# OBJECTIF DE L'EXERCICE
Répondez brièvement à partir de l'extrait ci-dessous :
(a) À quel siècle ces gens d'Amérique conversent-ils, selon l'extrait ?
(b) Quelle date est indiquée pour la soirée ?
(c) Au bord de quel fleuve ce patrimoine est-il dit plus que jamais vivant ?

# EXTRAIT SOURCE
Ces gens d’Amérique ouvrent la bouche aujourd’hui et on croirait entendre encore Rabelais, Ronsard, du Belley, François 1er, Michel de Montaigne, Jacques Cartier, Marguerite d’Angoulème et Catherine de Médicis. Ils conversent comme au 16e, le grand siècle, celui qui, de tout temps, a fait la large place aux créateurs. Jamais il n’y eut de siècle, avant comme après, aussi peu normatif.
Quasi une soirée, mes amis, le 10 mars, à célébrer le chant de ces oiseaux, véritable patrimoine souvent perdu dans la vieille France, mais plus que jamais vivant au bord du Saint-Laurent, enrichi aussi de mots amérindiens.

# DONNÉES AFFICHÉES

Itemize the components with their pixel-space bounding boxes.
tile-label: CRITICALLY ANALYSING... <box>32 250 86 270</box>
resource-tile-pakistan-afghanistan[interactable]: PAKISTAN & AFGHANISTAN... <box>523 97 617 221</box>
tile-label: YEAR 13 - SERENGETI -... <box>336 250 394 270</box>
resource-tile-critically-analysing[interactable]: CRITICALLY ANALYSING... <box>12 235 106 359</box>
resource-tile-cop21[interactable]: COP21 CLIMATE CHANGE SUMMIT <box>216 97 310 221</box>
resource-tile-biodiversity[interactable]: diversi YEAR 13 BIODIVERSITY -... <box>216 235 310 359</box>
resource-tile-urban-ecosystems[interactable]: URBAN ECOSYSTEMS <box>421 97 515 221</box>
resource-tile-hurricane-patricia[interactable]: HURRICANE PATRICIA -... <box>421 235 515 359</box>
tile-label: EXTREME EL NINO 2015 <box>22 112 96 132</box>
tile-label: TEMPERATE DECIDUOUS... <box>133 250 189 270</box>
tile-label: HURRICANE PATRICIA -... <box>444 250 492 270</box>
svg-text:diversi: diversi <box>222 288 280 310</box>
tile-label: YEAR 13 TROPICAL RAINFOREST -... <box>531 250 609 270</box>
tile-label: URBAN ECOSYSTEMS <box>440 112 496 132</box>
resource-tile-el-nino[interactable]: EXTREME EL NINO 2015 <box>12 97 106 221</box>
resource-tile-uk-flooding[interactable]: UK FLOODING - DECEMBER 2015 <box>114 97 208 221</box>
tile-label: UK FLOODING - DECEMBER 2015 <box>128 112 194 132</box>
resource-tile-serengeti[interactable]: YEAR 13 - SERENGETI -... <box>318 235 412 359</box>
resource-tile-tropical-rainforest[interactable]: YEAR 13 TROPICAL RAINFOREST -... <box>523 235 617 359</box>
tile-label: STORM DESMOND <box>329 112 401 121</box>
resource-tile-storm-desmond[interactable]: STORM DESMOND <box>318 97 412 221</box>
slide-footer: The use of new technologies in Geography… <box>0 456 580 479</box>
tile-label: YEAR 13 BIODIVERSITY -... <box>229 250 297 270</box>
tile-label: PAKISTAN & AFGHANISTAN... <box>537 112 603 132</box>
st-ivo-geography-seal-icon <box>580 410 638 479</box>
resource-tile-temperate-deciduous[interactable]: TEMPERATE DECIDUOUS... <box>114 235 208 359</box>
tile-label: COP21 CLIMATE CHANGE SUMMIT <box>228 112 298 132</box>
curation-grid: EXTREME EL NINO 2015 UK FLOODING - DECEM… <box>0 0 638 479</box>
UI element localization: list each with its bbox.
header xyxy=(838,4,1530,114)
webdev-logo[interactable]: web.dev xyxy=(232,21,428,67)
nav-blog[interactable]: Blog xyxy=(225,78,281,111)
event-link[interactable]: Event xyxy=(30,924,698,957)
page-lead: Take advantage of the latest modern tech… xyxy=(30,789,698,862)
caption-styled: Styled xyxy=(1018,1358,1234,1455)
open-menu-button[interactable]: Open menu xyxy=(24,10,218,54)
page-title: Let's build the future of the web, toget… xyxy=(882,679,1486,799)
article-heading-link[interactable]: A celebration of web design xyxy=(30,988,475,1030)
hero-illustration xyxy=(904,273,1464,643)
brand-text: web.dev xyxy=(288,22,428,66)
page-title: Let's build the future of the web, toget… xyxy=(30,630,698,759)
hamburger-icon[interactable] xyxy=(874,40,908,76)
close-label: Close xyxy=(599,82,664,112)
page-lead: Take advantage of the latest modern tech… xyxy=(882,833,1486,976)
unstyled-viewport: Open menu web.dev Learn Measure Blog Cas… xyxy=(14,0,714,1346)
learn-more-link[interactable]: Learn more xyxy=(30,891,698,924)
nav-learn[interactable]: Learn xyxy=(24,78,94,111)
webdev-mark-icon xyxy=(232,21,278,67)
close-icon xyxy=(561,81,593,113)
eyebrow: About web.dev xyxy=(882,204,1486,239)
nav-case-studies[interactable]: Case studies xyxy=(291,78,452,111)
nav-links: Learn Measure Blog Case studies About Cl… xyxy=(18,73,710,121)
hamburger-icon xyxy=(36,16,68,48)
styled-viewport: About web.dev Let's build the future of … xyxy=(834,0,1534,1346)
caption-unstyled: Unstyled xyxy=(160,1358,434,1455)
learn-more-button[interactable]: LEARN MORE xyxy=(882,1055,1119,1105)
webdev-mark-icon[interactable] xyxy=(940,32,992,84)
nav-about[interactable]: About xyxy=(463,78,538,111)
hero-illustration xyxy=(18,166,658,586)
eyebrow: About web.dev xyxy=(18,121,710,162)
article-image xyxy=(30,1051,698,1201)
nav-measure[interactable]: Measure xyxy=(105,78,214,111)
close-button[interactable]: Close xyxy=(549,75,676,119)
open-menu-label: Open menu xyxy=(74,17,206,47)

# RÉPONSE ATTENDUE
(a) Au 16e siècle.
(b) Le 10 mars.
(c) Le Saint-Laurent.